■ **Part of a data file**
=-=-=

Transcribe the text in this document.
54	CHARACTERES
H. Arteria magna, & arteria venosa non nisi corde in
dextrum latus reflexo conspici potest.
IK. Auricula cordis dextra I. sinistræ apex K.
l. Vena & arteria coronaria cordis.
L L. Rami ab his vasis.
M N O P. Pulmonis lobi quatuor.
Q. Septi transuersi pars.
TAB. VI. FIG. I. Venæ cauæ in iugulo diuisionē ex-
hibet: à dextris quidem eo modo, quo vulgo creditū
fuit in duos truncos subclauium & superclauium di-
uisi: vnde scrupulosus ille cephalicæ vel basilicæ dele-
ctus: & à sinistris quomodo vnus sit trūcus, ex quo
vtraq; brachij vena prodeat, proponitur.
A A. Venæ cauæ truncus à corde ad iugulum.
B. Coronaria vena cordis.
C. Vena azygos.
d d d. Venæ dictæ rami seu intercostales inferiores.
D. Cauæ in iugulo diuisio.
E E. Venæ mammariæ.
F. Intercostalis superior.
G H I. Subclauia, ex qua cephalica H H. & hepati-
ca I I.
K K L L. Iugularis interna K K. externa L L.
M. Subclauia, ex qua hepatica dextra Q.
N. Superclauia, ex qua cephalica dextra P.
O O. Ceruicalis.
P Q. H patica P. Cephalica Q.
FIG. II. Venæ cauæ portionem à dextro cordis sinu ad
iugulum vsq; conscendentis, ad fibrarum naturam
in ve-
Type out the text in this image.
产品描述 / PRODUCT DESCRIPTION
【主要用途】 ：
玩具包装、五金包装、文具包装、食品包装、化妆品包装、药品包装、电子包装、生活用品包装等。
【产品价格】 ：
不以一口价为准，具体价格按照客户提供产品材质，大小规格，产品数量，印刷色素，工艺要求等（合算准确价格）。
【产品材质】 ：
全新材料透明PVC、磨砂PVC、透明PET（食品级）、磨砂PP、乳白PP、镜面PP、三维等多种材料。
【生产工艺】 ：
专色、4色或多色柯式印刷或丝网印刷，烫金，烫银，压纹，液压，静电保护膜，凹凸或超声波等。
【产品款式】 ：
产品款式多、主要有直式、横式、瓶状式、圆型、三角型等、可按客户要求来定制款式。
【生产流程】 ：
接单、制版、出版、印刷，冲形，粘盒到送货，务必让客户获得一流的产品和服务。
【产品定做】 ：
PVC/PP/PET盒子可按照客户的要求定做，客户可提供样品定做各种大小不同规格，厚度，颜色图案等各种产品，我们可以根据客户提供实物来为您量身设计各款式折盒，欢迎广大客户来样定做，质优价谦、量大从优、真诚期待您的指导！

=-=-=

Repeat only the stretch of lines starting at the one containing "Type out the text in this image." and running to the final line of the entries above.

Type out the text in this image.
产品描述 / PRODUCT DESCRIPTION
【主要用途】 ：
玩具包装、五金包装、文具包装、食品包装、化妆品包装、药品包装、电子包装、生活用品包装等。
【产品价格】 ：
不以一口价为准，具体价格按照客户提供产品材质，大小规格，产品数量，印刷色素，工艺要求等（合算准确价格）。
【产品材质】 ：
全新材料透明PVC、磨砂PVC、透明PET（食品级）、磨砂PP、乳白PP、镜面PP、三维等多种材料。
【生产工艺】 ：
专色、4色或多色柯式印刷或丝网印刷，烫金，烫银，压纹，液压，静电保护膜，凹凸或超声波等。
【产品款式】 ：
产品款式多、主要有直式、横式、瓶状式、圆型、三角型等、可按客户要求来定制款式。
【生产流程】 ：
接单、制版、出版、印刷，冲形，粘盒到送货，务必让客户获得一流的产品和服务。
【产品定做】 ：
PVC/PP/PET盒子可按照客户的要求定做，客户可提供样品定做各种大小不同规格，厚度，颜色图案等各种产品，我们可以根据客户提供实物来为您量身设计各款式折盒，欢迎广大客户来样定做，质优价谦、量大从优、真诚期待您的指导！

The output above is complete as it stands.